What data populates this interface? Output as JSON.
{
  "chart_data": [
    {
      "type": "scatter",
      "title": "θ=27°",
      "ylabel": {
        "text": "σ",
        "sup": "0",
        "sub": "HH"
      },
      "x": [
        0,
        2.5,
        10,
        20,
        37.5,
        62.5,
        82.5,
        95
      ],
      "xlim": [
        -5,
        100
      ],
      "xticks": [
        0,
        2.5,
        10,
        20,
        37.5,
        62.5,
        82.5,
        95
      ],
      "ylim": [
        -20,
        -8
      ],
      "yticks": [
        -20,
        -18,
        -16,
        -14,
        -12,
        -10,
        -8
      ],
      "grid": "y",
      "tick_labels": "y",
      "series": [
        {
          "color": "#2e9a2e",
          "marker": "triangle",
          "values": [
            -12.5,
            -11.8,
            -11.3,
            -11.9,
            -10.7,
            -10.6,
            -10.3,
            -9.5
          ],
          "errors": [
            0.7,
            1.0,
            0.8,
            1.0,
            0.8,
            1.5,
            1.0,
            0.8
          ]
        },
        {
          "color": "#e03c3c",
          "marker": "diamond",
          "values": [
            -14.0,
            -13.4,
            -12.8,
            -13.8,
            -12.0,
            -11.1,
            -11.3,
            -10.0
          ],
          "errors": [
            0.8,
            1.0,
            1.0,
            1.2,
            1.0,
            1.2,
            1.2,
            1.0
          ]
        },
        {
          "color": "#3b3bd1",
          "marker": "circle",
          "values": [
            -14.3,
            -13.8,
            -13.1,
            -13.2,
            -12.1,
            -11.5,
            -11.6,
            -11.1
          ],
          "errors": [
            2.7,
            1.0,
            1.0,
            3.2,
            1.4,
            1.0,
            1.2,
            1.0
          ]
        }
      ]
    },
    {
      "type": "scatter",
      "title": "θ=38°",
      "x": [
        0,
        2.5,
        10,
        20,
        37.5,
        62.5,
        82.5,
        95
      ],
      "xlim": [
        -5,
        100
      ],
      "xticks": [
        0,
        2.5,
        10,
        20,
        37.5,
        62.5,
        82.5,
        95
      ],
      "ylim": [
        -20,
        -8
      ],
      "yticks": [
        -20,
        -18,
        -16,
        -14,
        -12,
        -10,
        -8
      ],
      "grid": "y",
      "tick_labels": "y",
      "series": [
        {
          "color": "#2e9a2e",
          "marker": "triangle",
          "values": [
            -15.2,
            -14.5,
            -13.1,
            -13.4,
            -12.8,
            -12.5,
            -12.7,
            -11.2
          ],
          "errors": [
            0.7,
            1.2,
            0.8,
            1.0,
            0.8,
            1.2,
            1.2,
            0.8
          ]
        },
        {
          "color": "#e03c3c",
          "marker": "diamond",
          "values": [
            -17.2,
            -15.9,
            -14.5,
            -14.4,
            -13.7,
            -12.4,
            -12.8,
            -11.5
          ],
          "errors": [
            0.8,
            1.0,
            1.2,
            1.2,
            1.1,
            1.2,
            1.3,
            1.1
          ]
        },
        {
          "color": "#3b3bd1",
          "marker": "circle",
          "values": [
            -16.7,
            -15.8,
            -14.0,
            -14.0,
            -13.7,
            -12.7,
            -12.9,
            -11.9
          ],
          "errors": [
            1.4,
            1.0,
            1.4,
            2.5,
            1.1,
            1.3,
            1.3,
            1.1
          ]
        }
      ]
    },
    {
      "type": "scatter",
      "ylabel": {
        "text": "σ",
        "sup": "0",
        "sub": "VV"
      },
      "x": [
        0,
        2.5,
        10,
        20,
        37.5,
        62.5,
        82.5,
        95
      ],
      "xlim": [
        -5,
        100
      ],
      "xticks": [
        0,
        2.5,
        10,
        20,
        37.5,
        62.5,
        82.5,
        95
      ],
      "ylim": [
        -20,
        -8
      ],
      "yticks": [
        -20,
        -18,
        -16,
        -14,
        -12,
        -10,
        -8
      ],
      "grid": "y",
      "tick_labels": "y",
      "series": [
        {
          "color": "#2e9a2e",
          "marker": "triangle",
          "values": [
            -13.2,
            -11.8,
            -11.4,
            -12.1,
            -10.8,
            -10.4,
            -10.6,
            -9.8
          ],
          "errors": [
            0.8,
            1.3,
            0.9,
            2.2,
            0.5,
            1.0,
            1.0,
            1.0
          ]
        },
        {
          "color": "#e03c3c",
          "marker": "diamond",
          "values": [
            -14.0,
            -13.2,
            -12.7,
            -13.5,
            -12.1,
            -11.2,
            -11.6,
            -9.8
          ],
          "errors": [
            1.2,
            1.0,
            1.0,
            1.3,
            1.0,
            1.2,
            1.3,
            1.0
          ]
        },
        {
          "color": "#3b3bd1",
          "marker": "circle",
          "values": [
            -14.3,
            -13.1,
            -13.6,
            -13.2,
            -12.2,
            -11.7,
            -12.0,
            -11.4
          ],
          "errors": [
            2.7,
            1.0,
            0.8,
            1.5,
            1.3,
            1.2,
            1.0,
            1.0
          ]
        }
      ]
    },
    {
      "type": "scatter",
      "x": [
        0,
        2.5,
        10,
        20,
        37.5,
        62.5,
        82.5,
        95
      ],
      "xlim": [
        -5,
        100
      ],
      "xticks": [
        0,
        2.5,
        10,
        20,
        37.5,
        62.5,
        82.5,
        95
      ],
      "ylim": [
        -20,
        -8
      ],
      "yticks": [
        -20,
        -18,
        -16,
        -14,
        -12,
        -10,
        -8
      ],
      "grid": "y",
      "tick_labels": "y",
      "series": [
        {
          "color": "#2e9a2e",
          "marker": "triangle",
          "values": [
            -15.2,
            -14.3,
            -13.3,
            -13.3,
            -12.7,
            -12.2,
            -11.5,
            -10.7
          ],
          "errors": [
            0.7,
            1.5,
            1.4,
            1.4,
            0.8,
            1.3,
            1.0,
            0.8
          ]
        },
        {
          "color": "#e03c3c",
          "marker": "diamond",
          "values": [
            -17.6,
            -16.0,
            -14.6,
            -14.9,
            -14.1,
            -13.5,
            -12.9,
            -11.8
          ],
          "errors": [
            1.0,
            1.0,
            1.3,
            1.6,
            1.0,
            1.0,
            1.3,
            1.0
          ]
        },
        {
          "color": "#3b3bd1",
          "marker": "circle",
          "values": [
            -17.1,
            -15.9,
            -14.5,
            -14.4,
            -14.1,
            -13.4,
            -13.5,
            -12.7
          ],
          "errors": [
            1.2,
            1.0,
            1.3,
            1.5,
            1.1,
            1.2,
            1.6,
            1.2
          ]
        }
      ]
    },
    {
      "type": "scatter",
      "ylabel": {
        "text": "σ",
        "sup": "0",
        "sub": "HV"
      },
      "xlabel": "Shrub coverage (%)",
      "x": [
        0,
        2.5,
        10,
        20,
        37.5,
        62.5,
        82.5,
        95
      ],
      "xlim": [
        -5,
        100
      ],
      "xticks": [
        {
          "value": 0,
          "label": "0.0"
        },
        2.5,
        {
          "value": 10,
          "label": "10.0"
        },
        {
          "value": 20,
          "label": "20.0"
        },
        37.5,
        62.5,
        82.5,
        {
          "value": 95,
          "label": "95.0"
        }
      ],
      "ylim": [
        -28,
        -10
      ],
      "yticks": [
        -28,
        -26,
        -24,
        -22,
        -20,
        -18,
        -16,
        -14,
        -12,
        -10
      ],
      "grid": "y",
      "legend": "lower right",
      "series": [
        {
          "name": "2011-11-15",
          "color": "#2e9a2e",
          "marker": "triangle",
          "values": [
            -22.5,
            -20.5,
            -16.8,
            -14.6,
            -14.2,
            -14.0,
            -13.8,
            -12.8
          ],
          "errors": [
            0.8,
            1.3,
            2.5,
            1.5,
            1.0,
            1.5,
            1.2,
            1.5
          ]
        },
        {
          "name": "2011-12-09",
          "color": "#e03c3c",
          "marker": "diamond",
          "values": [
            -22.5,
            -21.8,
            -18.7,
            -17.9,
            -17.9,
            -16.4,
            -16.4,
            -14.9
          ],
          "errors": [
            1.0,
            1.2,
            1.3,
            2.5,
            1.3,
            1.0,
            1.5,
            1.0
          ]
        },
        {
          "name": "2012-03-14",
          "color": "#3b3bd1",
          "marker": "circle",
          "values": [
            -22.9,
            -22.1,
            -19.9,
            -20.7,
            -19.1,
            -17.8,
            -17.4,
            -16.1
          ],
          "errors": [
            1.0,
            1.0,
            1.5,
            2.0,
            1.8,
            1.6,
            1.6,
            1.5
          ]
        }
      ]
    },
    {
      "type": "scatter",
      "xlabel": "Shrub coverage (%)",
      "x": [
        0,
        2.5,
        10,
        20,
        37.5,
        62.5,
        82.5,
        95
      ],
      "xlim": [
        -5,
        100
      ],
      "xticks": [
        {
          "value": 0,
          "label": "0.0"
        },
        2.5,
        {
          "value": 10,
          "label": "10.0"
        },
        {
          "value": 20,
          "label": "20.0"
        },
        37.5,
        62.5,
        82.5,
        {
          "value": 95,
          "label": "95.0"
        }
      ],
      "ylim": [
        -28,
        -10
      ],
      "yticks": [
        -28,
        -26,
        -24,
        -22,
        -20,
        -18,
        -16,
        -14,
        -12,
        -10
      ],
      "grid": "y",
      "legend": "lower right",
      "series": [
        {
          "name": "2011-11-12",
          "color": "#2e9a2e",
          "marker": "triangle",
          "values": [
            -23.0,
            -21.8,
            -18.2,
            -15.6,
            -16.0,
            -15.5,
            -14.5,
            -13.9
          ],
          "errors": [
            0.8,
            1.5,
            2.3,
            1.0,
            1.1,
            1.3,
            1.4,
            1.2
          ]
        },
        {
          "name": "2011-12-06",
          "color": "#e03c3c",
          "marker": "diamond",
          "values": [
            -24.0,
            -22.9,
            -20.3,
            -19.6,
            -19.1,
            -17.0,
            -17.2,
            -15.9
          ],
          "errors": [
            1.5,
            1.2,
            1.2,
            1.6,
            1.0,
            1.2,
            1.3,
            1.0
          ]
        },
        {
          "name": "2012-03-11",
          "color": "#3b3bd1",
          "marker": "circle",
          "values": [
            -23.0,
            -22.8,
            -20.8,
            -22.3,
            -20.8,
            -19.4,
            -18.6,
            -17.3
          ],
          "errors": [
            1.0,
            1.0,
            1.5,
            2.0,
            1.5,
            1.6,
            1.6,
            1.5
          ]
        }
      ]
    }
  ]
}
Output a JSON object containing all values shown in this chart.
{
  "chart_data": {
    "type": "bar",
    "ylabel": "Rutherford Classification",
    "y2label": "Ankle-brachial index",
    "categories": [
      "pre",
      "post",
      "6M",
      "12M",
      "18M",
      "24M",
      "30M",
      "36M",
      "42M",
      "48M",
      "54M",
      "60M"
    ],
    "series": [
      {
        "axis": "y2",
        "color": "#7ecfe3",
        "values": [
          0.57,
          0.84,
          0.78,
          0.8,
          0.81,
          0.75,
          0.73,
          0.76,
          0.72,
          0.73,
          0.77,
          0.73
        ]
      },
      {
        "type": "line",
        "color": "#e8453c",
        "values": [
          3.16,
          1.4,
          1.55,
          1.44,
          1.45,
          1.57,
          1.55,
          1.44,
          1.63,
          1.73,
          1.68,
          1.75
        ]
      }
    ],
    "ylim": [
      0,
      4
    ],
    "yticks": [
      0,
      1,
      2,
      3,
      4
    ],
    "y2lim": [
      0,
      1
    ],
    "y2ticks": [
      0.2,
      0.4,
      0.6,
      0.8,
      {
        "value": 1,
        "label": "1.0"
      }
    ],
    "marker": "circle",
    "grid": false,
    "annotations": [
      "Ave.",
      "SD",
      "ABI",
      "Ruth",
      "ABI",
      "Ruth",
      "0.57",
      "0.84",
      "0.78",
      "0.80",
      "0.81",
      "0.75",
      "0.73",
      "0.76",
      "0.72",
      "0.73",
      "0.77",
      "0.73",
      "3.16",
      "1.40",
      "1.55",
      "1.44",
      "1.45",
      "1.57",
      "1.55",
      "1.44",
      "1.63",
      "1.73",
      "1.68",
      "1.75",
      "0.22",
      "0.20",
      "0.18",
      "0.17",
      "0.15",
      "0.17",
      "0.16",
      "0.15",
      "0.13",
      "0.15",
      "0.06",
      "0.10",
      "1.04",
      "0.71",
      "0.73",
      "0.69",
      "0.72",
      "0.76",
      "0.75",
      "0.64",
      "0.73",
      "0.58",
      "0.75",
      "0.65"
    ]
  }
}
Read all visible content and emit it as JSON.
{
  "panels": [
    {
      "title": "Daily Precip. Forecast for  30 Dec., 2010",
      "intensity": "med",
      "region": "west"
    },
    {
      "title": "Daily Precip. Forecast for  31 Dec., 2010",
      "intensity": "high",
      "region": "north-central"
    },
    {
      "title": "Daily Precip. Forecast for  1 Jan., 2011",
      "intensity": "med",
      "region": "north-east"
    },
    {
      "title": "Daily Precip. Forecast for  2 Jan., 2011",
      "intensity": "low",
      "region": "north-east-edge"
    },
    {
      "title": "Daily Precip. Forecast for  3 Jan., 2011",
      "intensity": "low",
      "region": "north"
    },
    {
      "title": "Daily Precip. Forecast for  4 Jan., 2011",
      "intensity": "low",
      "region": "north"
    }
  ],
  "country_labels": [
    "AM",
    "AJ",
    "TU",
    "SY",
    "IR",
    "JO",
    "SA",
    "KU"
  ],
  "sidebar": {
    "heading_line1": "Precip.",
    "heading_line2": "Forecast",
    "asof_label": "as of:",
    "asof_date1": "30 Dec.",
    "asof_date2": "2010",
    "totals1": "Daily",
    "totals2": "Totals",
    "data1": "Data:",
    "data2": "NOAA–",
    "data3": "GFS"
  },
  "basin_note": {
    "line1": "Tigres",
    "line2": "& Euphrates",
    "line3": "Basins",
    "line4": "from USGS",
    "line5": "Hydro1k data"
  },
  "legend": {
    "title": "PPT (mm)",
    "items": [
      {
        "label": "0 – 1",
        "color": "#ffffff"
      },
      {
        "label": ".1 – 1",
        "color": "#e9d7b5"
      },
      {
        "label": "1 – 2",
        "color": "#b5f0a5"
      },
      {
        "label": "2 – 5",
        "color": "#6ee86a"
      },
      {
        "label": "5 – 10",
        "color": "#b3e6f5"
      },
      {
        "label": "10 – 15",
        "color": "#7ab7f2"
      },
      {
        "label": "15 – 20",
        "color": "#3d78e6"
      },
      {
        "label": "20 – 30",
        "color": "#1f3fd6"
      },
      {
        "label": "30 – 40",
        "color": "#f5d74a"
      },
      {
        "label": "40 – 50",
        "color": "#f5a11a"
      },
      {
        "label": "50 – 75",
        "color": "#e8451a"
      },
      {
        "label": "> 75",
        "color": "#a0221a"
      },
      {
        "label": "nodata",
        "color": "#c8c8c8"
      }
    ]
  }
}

TASK PROMPT: Check each line of the records above for "east", and copy those that have it.

COMPLETE RESPONSE:
      "region": "north-east"
      "region": "north-east-edge"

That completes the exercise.